## Task goal
Copy all lines holding the word "this" from the entries.

--- Information provided ---

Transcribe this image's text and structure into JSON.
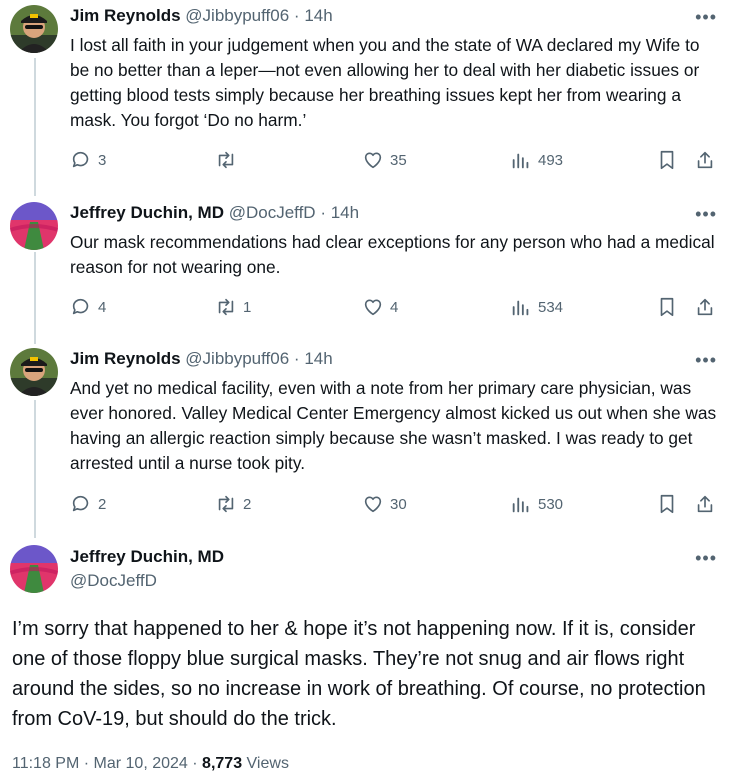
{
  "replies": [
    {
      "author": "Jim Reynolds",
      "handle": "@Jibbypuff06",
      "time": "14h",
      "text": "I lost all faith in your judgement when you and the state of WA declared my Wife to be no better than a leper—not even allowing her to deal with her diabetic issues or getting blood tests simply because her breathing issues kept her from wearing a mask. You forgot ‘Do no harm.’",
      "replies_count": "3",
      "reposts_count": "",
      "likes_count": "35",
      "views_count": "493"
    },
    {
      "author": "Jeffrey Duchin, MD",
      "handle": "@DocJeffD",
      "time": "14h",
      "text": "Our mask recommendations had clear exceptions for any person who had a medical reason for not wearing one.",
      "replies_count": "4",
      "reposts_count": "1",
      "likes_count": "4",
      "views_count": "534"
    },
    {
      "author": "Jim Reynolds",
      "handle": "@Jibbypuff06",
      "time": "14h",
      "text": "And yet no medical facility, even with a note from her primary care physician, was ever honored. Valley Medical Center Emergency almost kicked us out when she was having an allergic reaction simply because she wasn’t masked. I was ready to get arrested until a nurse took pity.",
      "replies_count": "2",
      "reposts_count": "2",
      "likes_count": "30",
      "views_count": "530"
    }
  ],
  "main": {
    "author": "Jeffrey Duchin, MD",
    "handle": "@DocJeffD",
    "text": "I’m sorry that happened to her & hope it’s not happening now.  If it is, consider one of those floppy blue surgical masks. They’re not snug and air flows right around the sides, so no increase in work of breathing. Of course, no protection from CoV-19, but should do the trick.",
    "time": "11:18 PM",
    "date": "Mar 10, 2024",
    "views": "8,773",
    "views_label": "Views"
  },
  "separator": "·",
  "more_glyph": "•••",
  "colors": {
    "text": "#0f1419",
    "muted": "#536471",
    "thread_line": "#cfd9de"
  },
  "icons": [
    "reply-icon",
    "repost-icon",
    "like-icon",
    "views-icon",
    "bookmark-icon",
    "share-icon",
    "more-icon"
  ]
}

---
--- Information provided ---

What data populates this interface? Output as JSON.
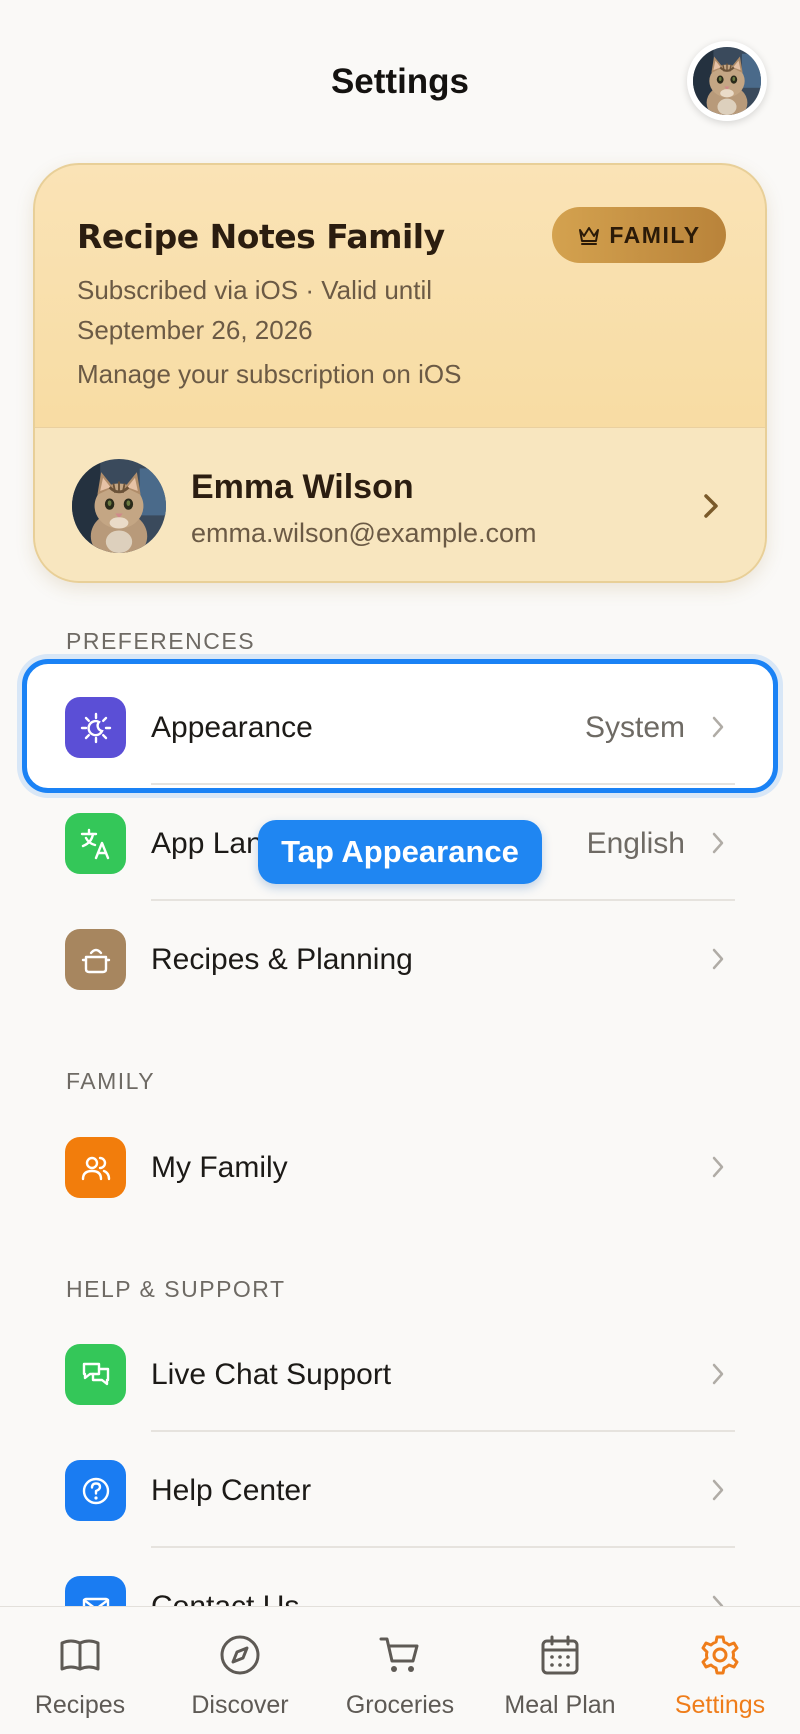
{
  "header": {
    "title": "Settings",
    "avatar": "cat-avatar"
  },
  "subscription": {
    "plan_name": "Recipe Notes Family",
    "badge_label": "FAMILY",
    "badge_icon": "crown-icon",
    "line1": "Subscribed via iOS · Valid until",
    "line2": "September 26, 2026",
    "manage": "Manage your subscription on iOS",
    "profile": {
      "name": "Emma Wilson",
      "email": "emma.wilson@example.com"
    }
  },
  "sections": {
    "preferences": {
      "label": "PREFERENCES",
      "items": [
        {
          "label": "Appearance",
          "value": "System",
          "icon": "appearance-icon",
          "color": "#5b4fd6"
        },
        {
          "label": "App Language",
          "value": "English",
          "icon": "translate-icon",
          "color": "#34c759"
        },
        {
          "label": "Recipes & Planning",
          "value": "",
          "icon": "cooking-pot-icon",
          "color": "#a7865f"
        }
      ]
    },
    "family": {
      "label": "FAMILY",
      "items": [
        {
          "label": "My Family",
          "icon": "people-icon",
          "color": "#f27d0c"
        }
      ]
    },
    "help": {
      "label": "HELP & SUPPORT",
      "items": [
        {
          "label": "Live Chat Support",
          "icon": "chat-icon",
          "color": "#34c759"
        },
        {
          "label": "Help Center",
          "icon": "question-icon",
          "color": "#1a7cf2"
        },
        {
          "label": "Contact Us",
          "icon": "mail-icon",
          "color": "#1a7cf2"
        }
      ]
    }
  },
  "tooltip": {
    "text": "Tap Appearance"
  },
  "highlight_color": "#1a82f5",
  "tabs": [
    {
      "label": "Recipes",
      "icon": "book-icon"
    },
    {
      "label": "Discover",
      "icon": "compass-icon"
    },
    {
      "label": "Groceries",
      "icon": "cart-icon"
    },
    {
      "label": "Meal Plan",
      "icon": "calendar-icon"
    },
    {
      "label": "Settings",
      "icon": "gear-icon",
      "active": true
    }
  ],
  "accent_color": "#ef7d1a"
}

---
--- Information provided ---

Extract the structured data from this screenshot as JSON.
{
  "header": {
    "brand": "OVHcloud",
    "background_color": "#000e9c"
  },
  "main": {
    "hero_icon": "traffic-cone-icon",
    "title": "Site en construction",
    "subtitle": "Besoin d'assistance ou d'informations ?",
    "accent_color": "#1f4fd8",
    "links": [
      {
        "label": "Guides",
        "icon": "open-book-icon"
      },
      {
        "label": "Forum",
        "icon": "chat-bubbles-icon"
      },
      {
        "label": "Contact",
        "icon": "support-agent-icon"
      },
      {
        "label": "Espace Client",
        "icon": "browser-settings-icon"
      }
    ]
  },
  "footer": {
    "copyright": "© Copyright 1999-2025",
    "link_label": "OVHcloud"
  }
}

---

## Task answer
Transcribe this image's text and structure into JSON.
What data populates this interface? Output as JSON.
Extract the structured data from this screenshot as JSON.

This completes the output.